**Aim of the exercise:**
Find the word "claim" in the material below and gather every line that contains it.

(Stored data)

"""

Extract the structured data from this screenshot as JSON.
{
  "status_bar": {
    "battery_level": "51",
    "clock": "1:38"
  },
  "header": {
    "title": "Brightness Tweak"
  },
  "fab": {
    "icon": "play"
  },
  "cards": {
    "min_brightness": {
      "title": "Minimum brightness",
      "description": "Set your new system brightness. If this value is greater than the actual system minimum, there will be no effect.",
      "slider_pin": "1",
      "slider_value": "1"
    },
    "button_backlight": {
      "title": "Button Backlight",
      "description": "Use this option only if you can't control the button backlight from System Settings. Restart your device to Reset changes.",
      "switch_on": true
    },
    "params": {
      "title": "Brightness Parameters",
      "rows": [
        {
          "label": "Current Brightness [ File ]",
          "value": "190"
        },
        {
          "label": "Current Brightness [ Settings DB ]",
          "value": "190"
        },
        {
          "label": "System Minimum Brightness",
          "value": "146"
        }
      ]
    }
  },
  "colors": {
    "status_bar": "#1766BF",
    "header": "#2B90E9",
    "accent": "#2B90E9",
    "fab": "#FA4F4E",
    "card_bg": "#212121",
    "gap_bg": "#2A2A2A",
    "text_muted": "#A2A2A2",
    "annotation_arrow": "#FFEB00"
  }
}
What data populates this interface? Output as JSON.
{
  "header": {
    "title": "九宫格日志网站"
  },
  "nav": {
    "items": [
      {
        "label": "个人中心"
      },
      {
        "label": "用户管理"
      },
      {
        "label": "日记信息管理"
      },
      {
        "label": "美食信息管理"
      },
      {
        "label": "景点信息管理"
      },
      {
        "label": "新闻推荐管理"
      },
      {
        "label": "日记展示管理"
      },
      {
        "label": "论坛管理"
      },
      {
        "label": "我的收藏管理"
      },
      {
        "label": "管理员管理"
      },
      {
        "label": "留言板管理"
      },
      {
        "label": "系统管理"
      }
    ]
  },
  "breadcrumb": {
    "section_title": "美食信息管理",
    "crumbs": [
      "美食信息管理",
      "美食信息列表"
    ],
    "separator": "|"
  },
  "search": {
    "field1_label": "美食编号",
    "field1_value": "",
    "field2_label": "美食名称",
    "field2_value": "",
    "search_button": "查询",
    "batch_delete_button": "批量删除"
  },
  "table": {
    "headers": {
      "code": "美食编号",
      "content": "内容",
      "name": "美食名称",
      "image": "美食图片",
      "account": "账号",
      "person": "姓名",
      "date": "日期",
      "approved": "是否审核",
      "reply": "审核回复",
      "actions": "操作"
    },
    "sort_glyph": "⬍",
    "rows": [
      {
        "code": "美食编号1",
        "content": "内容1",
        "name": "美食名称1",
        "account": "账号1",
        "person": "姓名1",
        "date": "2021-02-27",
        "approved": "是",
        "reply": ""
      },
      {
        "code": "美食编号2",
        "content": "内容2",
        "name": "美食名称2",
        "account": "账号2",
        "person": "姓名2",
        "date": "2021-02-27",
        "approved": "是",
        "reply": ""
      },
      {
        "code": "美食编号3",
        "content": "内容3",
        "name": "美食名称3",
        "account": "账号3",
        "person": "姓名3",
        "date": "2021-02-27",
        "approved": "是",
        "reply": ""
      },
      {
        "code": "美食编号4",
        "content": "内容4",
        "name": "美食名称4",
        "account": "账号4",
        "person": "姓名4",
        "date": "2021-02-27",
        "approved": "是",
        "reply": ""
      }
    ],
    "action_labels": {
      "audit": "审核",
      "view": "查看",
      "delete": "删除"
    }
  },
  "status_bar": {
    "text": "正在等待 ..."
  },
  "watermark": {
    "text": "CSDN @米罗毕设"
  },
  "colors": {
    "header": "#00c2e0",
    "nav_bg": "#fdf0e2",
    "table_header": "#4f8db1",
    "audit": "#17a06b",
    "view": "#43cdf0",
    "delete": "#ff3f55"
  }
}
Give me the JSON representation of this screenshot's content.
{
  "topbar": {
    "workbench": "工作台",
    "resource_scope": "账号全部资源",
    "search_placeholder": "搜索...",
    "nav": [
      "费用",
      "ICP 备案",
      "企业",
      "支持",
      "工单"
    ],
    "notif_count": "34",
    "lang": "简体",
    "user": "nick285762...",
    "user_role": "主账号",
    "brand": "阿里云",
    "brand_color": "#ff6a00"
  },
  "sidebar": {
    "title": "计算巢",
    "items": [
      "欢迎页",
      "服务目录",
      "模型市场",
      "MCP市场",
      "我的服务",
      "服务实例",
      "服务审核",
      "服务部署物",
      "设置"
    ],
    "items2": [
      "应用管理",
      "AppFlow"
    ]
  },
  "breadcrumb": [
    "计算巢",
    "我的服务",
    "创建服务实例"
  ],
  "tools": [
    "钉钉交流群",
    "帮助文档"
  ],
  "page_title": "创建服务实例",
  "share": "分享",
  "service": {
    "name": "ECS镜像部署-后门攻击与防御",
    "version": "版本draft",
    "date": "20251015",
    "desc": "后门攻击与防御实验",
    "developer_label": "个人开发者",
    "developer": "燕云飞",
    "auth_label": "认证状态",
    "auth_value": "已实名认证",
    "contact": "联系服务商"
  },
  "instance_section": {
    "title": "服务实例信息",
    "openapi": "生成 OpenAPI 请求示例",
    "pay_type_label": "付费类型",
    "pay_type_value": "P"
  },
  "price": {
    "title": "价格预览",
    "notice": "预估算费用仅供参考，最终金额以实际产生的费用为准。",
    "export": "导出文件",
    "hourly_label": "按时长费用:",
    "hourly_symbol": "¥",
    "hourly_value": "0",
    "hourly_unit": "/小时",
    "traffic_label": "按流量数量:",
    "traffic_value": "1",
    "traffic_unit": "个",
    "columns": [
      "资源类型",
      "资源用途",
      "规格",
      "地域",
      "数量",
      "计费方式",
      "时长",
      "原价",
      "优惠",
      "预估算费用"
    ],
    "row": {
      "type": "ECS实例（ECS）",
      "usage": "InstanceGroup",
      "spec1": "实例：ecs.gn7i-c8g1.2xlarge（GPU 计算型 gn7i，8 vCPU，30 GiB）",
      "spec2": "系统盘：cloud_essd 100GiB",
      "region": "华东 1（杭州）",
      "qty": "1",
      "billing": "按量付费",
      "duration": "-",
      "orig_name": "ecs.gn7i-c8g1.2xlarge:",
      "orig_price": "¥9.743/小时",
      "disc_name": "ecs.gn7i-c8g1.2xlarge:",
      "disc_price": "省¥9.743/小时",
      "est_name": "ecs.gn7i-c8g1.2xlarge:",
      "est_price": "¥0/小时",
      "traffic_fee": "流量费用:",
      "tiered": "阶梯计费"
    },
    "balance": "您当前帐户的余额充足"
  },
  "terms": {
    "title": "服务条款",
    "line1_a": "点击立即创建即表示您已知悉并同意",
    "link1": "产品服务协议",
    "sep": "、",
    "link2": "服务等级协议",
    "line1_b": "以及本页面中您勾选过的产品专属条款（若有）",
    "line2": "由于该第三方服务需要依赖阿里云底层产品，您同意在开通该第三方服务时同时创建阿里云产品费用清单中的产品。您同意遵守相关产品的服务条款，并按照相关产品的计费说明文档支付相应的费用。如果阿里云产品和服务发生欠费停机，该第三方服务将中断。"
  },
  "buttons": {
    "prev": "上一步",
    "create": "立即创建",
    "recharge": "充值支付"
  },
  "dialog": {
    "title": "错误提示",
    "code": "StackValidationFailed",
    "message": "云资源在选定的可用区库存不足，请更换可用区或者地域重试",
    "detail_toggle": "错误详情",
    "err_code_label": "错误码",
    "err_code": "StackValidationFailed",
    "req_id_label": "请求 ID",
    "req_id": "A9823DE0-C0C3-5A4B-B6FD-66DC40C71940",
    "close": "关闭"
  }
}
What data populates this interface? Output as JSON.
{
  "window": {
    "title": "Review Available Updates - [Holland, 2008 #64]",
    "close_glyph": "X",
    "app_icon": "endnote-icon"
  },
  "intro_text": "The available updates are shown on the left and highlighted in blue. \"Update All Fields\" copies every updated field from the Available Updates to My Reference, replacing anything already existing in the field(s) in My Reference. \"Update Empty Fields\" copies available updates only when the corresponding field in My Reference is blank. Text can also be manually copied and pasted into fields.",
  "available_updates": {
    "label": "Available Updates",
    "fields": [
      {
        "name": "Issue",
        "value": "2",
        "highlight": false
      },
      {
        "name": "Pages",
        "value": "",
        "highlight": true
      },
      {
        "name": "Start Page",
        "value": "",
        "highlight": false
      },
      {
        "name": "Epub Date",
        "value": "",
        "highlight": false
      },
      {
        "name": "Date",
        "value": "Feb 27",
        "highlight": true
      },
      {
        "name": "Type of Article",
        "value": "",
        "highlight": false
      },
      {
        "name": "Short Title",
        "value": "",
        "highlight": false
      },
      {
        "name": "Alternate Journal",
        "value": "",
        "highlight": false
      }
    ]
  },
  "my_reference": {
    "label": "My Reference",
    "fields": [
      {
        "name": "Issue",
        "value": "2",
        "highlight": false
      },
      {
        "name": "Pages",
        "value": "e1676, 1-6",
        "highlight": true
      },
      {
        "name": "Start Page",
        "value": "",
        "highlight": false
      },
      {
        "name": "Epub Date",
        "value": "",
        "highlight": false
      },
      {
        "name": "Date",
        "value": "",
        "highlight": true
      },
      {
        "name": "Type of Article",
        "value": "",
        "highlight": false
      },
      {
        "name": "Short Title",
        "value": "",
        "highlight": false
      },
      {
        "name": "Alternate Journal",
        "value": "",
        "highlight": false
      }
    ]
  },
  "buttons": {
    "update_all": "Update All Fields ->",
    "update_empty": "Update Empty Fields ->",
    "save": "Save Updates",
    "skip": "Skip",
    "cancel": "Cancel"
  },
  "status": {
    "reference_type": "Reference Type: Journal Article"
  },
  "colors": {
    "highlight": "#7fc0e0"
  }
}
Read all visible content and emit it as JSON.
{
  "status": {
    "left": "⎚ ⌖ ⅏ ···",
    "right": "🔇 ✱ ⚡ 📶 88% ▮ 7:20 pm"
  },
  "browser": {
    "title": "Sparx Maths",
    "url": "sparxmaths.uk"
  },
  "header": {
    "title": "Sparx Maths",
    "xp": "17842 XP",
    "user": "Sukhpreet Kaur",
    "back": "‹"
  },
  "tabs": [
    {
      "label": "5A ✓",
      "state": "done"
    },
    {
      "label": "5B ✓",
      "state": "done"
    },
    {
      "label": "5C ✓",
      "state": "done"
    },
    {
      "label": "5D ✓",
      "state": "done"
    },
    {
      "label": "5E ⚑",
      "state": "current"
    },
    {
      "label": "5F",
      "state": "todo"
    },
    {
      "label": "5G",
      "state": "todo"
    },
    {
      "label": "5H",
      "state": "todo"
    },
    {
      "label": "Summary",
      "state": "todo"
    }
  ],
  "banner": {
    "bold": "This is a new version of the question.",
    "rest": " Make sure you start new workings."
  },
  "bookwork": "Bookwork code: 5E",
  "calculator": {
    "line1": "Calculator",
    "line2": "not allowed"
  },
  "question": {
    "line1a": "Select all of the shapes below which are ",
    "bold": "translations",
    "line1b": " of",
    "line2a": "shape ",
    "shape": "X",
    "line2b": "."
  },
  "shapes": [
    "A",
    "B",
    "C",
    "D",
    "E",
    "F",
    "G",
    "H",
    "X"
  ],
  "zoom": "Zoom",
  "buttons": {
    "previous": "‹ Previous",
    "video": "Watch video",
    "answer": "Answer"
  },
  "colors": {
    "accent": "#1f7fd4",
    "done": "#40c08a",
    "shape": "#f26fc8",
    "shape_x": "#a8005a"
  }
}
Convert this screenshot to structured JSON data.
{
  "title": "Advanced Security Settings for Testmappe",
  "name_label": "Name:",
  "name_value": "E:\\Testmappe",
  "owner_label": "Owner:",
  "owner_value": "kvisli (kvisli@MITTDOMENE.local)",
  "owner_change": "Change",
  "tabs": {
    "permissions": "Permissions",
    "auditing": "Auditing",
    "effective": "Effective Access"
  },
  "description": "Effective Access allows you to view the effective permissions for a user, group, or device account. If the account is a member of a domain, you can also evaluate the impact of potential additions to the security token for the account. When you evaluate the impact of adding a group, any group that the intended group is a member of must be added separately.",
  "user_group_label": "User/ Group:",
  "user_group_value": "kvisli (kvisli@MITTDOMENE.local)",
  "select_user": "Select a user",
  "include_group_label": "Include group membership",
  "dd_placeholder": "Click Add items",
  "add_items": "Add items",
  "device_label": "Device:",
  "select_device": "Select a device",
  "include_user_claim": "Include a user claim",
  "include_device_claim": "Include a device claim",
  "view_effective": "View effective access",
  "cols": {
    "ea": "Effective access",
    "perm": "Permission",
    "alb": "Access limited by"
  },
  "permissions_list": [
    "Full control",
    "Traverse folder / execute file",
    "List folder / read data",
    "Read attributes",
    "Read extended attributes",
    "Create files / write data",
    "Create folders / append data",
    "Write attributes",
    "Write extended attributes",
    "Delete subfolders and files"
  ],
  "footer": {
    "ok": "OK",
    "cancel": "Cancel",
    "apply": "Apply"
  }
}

"""

**Full answer:**
  "include_user_claim": "Include a user claim",
  "include_device_claim": "Include a device claim",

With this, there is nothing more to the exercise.